• [JOB]:
Collect all lines below with the string "this".

** START OF TASK MATERIAL **

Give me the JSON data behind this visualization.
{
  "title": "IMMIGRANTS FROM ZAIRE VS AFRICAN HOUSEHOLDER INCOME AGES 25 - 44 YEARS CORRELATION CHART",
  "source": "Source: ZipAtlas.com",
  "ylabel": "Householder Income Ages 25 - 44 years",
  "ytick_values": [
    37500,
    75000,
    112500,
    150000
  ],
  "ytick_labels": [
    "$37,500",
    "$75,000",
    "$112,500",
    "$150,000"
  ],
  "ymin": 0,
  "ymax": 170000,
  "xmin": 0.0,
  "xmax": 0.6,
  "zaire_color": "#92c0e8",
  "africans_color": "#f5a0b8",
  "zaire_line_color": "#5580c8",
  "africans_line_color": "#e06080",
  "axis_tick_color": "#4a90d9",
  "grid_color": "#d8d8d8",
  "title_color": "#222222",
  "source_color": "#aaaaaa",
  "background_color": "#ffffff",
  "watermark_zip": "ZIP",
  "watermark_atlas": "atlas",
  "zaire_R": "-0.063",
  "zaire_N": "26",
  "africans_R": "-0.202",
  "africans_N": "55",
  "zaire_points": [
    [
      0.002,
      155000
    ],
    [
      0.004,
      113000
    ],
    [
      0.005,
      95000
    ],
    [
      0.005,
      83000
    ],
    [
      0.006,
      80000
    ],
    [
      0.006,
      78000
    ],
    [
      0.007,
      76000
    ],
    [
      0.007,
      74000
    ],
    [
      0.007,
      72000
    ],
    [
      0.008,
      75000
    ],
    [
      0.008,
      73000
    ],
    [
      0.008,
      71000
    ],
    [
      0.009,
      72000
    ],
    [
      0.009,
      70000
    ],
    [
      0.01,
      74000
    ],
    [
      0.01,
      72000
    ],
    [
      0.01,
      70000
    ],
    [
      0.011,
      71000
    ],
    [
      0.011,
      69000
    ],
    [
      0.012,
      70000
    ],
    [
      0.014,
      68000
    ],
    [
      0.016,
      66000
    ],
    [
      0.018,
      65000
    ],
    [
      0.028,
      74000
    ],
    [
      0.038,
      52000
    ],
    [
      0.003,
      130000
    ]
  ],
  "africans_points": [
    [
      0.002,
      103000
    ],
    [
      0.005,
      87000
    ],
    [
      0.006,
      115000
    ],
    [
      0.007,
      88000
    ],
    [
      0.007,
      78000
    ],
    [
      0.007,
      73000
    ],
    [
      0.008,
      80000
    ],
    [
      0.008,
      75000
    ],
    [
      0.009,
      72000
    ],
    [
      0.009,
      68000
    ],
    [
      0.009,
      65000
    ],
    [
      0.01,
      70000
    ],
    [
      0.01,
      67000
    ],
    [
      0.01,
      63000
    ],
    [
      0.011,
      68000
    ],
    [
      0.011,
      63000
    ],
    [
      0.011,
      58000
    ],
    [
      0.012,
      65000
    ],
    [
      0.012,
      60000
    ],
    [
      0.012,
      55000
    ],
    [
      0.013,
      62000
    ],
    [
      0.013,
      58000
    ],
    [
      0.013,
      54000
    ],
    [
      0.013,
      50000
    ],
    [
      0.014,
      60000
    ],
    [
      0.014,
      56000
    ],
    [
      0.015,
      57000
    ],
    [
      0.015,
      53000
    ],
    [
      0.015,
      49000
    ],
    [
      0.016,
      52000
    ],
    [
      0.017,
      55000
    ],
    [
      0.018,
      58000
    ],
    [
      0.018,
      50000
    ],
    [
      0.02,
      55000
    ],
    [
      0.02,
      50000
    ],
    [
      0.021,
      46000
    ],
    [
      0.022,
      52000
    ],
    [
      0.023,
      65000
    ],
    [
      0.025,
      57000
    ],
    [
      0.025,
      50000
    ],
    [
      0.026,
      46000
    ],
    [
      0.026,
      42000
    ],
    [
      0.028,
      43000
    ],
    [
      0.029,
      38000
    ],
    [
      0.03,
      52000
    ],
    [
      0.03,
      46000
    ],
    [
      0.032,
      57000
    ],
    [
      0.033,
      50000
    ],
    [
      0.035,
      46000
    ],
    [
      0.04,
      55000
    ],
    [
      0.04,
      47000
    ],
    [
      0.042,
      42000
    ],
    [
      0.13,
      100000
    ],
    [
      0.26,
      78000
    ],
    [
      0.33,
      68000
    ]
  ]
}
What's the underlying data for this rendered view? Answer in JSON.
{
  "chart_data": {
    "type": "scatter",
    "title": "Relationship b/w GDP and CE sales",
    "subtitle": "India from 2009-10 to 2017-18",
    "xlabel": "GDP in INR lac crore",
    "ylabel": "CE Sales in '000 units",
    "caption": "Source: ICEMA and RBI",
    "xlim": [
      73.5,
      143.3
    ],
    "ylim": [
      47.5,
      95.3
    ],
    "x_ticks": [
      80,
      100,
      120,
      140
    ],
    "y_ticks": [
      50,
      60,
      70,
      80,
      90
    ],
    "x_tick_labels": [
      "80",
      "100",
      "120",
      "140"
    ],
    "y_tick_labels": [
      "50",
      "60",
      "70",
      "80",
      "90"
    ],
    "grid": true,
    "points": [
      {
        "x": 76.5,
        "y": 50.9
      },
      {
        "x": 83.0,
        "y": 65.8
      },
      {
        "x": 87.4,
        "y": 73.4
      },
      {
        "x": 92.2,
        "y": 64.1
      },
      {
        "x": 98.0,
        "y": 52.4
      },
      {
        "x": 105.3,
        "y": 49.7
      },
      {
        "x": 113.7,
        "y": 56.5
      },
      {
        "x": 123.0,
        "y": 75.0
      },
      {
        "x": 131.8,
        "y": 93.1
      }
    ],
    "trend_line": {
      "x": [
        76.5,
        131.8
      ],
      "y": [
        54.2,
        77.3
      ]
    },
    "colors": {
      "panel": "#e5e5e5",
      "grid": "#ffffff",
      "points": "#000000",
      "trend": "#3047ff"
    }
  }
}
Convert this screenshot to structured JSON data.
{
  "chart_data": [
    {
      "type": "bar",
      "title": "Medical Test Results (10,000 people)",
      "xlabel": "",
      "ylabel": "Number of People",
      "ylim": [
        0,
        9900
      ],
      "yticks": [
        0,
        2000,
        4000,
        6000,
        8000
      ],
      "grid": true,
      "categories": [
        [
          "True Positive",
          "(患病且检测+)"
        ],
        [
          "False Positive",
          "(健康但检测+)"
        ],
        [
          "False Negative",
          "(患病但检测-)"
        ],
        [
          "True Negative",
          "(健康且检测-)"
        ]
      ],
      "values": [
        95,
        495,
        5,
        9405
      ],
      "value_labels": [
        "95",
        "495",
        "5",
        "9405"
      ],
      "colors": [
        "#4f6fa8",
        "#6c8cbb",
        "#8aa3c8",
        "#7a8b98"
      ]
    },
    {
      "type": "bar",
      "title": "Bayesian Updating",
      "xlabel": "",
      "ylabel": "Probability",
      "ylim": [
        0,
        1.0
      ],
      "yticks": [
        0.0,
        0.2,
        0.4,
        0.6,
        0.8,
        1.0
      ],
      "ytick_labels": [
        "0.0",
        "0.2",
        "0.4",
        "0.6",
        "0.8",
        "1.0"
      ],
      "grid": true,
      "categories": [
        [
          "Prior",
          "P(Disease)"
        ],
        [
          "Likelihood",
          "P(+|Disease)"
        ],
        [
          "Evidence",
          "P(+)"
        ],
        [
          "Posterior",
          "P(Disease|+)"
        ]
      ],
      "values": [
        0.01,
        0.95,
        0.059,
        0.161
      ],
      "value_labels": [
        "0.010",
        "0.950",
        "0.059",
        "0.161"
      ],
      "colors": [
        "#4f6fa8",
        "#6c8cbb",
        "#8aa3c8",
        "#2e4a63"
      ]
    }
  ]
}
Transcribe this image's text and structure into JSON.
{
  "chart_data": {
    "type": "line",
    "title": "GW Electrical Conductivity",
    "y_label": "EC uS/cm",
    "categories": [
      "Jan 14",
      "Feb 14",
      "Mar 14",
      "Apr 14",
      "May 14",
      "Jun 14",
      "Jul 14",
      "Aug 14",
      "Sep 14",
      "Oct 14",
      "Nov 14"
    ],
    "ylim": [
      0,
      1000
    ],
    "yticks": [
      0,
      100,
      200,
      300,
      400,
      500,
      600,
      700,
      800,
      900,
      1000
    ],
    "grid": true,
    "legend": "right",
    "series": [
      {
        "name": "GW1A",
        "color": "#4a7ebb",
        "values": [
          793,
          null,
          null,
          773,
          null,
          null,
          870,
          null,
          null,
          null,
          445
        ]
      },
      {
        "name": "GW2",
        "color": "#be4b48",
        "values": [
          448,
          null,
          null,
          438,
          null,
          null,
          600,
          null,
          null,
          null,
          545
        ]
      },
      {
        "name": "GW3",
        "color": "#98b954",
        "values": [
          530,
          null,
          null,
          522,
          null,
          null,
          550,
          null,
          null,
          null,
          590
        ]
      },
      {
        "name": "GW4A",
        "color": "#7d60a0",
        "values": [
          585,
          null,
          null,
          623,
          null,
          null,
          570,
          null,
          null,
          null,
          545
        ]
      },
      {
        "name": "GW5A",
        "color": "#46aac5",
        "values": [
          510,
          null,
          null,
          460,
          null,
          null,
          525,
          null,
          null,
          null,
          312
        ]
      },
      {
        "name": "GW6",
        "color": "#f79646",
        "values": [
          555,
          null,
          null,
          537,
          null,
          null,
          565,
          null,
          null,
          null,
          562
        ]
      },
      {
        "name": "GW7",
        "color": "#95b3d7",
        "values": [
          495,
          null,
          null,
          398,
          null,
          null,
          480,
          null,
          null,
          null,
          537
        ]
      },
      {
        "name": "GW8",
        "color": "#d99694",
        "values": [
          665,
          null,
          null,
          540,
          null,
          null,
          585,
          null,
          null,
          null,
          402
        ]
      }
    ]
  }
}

** END OF TASK MATERIAL **

• [EXERCISE RESULT]:
Give me the JSON data behind this visualization.
What's the underlying data for this rendered view? Answer in JSON.
Convert this screenshot to structured JSON data.
Transcribe this image's text and structure into JSON.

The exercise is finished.